- EXCERPTED TEXT
From this brief analysis of Teilhardian ideas we can draw some food for thought about our own time, especially regarding the tendency toward an inexorably evolutive vision of Christian doctrine. Teilhard de Chardin says that evolution is a continuous, unstoppable process which, precisely in its flow, goes towards greater perfection, towards an Omega Point, Christ in all and for all. Evolution is necessary and its best product is always the final one, the most updated. The latest period, though ephemeral, is always an improvement upon the preceding one and the latest result unquestionably better. Destined to be surpassed as soon as possible by the flow of events and its interpretation, this flow, however, is the reason for everything. To not “go with the flow” means to willingly bring about one’s own death or perhaps, in more theological terms, to abandon the mainstream. Teilhard’s evolutionary (and interpretive) process therefore inexorably advances onward without ever looking back. What came beforehand was necessary only for the sake of what has come to be, and this, in turn, will give way to what is to come. When everything is reabsorbed into this idea of a cosmic Christ, or rather of a Christian “Cosmic Life” (the Omega Christ being the religious trait of a process of matter, which moves towards intelligence and spirit, and thus towards God), the process will cease and hence only then might this process of becoming be assuaged.

(Rows)
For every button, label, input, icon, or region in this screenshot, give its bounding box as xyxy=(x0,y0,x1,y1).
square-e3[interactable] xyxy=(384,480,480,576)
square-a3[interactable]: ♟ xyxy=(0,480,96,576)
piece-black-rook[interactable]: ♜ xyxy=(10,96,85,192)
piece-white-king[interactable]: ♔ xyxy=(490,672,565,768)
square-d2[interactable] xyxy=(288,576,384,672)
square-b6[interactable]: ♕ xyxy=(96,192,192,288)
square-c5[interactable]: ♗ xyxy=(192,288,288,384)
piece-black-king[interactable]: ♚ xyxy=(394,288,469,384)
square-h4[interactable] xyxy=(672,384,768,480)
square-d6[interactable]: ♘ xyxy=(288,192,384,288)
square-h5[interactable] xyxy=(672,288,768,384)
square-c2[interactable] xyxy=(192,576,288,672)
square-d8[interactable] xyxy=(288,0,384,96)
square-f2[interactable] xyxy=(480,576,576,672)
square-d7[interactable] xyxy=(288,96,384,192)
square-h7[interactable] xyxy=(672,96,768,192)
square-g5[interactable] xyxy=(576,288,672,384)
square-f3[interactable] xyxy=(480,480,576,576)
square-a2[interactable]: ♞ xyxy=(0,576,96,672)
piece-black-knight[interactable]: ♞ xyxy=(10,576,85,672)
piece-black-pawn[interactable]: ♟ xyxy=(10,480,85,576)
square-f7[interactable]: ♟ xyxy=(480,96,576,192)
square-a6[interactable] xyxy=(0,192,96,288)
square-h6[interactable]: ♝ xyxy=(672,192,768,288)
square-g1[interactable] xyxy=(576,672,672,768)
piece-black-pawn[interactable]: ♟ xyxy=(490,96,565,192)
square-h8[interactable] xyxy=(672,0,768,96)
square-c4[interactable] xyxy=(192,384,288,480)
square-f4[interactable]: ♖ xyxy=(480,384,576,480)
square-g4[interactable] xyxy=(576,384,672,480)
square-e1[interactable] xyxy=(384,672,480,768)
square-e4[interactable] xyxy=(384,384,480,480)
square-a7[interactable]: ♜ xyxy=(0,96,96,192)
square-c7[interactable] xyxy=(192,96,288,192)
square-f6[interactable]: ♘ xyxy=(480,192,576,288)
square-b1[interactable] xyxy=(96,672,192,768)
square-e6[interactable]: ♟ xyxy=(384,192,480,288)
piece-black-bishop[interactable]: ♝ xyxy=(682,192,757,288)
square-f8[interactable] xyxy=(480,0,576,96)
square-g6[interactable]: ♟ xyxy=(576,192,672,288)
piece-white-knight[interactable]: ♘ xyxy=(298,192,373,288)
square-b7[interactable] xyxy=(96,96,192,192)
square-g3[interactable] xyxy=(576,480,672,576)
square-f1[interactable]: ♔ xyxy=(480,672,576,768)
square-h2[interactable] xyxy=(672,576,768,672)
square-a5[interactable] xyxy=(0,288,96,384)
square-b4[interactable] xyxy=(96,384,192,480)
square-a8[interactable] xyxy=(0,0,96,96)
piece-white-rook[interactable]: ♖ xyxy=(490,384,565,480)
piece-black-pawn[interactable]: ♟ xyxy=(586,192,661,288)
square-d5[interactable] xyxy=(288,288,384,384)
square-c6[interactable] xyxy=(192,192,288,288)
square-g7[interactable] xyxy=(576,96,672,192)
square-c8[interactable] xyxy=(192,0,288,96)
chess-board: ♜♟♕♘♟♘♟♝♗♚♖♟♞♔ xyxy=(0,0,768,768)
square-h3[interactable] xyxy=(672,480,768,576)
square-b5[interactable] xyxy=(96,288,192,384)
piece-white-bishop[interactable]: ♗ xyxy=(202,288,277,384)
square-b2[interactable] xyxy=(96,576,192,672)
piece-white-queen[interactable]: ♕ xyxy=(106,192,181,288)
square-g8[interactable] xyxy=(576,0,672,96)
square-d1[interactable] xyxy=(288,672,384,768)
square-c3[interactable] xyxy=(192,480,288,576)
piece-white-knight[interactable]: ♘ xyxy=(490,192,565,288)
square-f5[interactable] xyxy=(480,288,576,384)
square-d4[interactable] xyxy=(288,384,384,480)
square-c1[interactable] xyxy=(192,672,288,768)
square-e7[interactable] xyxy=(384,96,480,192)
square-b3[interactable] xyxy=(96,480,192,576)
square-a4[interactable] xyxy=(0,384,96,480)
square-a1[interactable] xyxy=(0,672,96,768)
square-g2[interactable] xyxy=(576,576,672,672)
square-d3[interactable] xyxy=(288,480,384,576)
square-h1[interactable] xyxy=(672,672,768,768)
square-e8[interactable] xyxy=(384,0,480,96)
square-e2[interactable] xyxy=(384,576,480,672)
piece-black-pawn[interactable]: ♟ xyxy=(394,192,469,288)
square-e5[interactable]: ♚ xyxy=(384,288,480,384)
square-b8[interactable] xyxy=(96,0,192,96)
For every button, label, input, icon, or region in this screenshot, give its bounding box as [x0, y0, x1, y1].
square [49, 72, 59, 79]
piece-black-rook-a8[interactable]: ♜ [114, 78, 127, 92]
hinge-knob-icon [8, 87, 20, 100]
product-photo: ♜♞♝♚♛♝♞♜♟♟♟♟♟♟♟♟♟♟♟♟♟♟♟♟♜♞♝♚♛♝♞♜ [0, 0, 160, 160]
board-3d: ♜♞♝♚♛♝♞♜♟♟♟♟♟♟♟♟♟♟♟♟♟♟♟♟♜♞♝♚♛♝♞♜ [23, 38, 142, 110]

- SET OF TASKS
[a] In the passage on Teilhard de Chardin, what point does evolution move toward?
[b] Pick out every row that contains the string "bishop".

- EXPECTED OUTPUTS
[a] An Omega Point, Christ in all and for all.

[b]
piece-black-bishop[interactable]: ♝ xyxy=(682,192,757,288)
piece-white-bishop[interactable]: ♗ xyxy=(202,288,277,384)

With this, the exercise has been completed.